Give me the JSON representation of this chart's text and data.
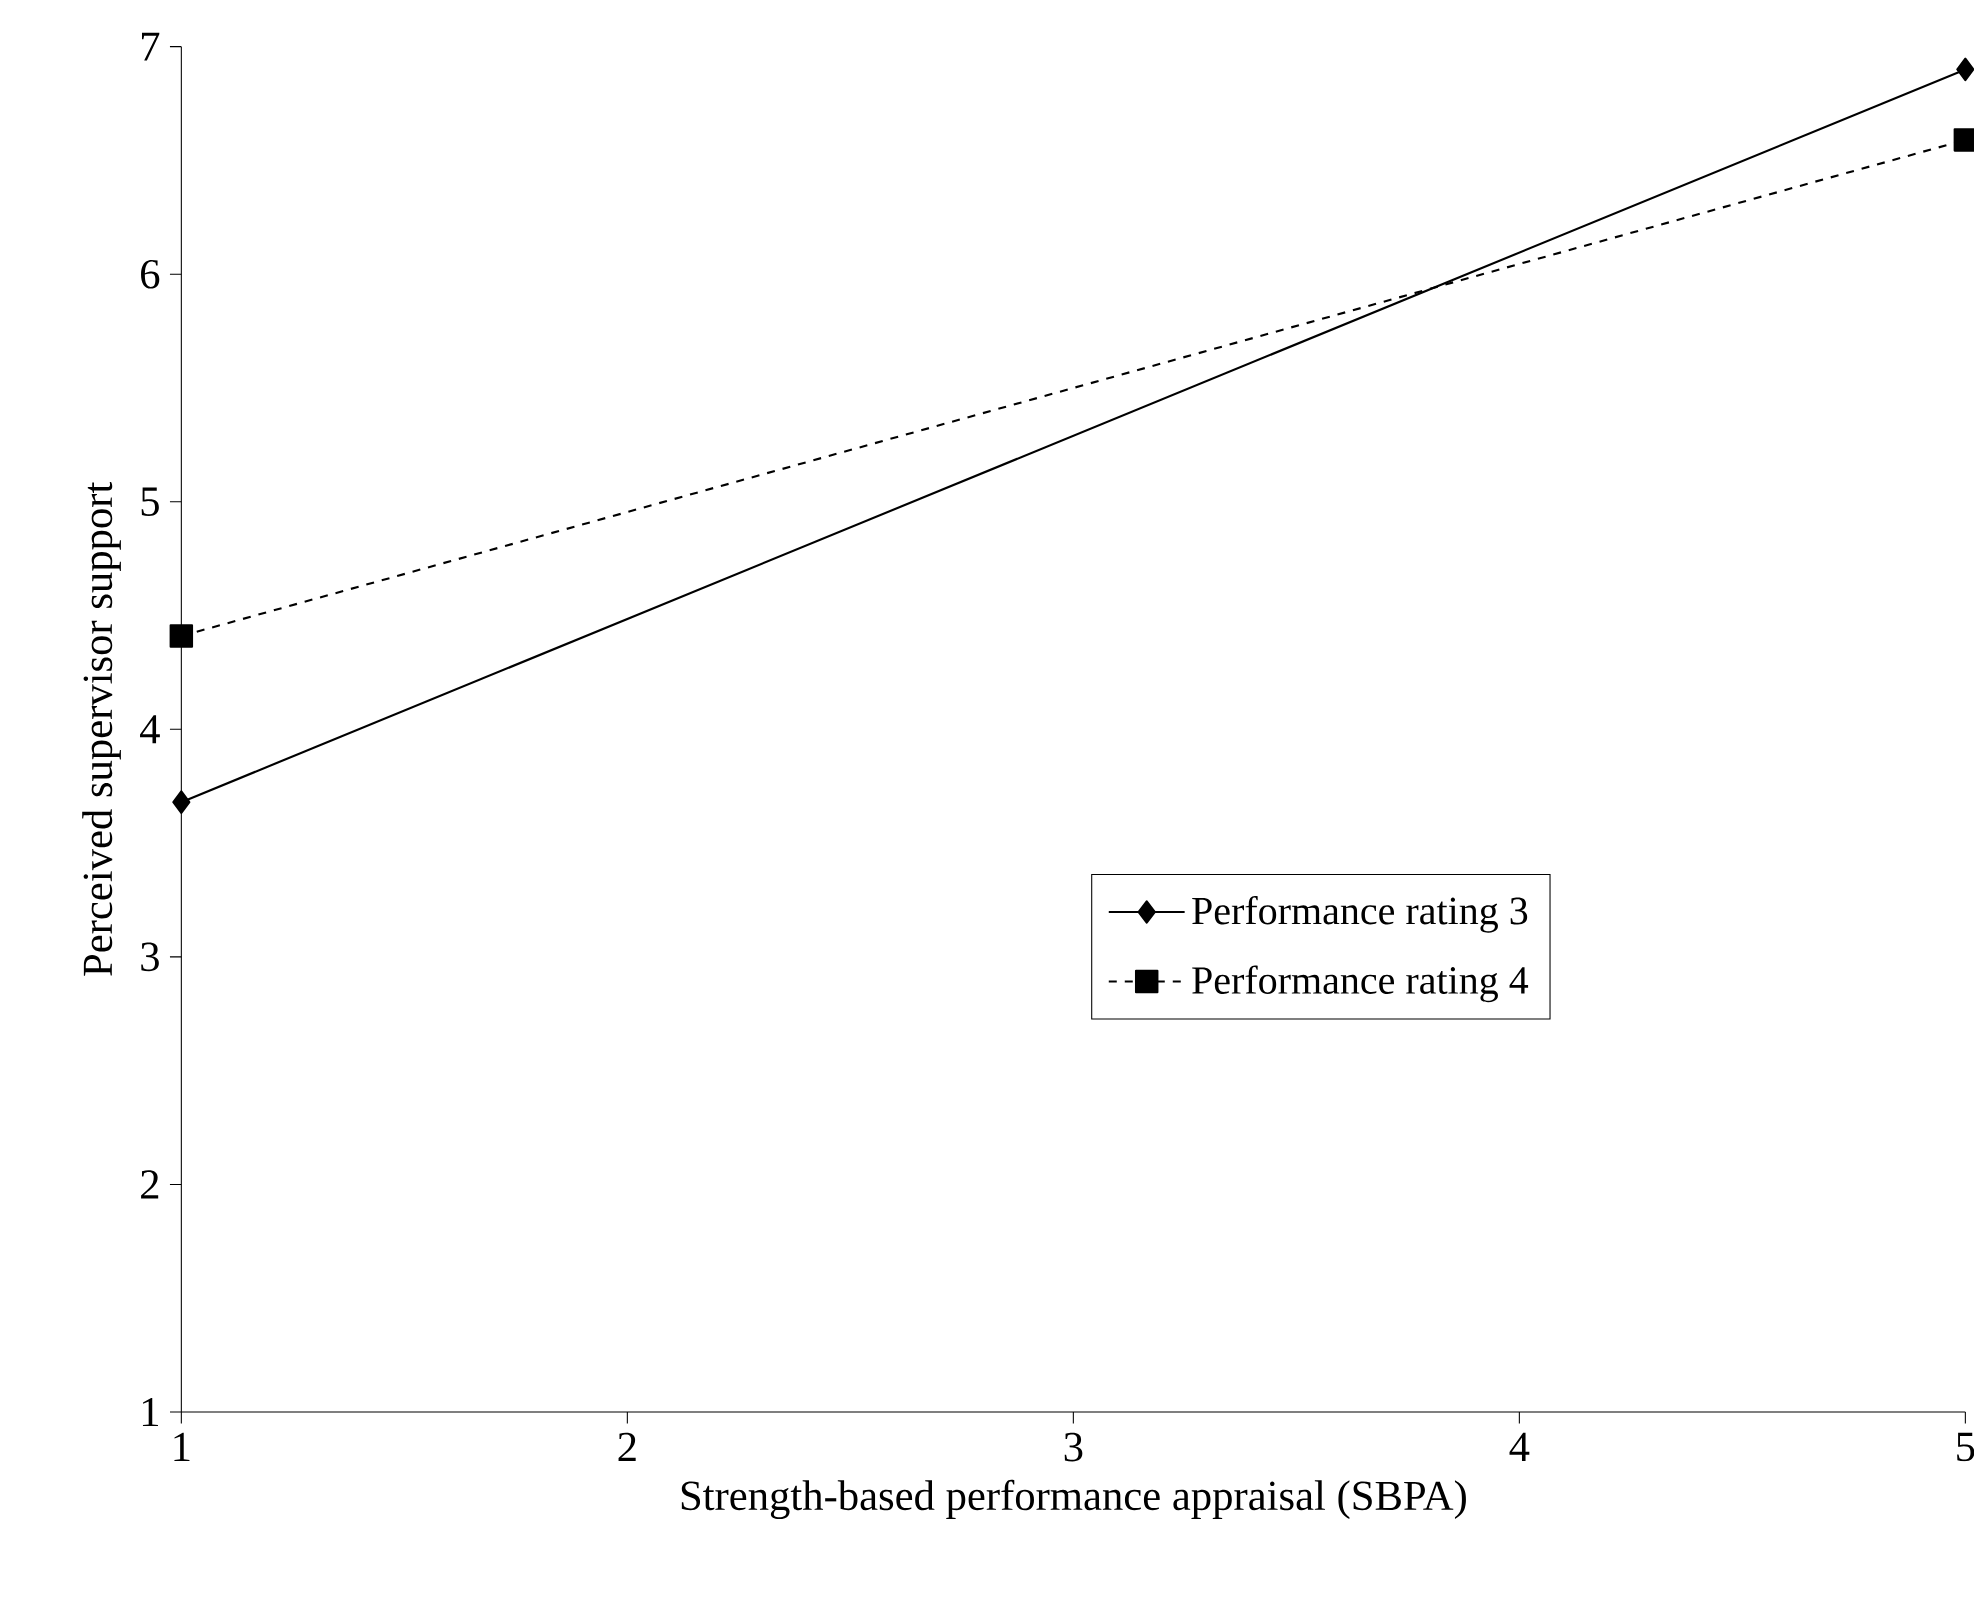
{
  "chart_data": {
    "type": "line",
    "xlabel": "Strength-based performance appraisal (SBPA)",
    "ylabel": "Perceived supervisor support",
    "x": [
      1,
      5
    ],
    "series": [
      {
        "name": "Performance rating 3",
        "color": "#000000",
        "values": [
          3.68,
          6.9
        ],
        "marker": "diamond",
        "line_style": "solid"
      },
      {
        "name": "Performance rating 4",
        "color": "#000000",
        "values": [
          4.41,
          6.59
        ],
        "marker": "square",
        "line_style": "dashed"
      }
    ],
    "xlim": [
      1,
      5
    ],
    "ylim": [
      1,
      7
    ],
    "xticks": [
      1,
      2,
      3,
      4,
      5
    ],
    "yticks": [
      1,
      2,
      3,
      4,
      5,
      6,
      7
    ],
    "grid": false,
    "legend": "right"
  }
}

* EXERCISE *
Copy the records exactly as they appear, excluding images.

* RESPONSE TO THE EXERCISE *
Give me the JSON representation of this chart's text and data.
{
  "chart_data": {
    "type": "line",
    "xlabel": "Strength-based performance appraisal (SBPA)",
    "ylabel": "Perceived supervisor support",
    "x": [
      1,
      5
    ],
    "series": [
      {
        "name": "Performance rating 3",
        "color": "#000000",
        "values": [
          3.68,
          6.9
        ],
        "marker": "diamond",
        "line_style": "solid"
      },
      {
        "name": "Performance rating 4",
        "color": "#000000",
        "values": [
          4.41,
          6.59
        ],
        "marker": "square",
        "line_style": "dashed"
      }
    ],
    "xlim": [
      1,
      5
    ],
    "ylim": [
      1,
      7
    ],
    "xticks": [
      1,
      2,
      3,
      4,
      5
    ],
    "yticks": [
      1,
      2,
      3,
      4,
      5,
      6,
      7
    ],
    "grid": false,
    "legend": "right"
  }
}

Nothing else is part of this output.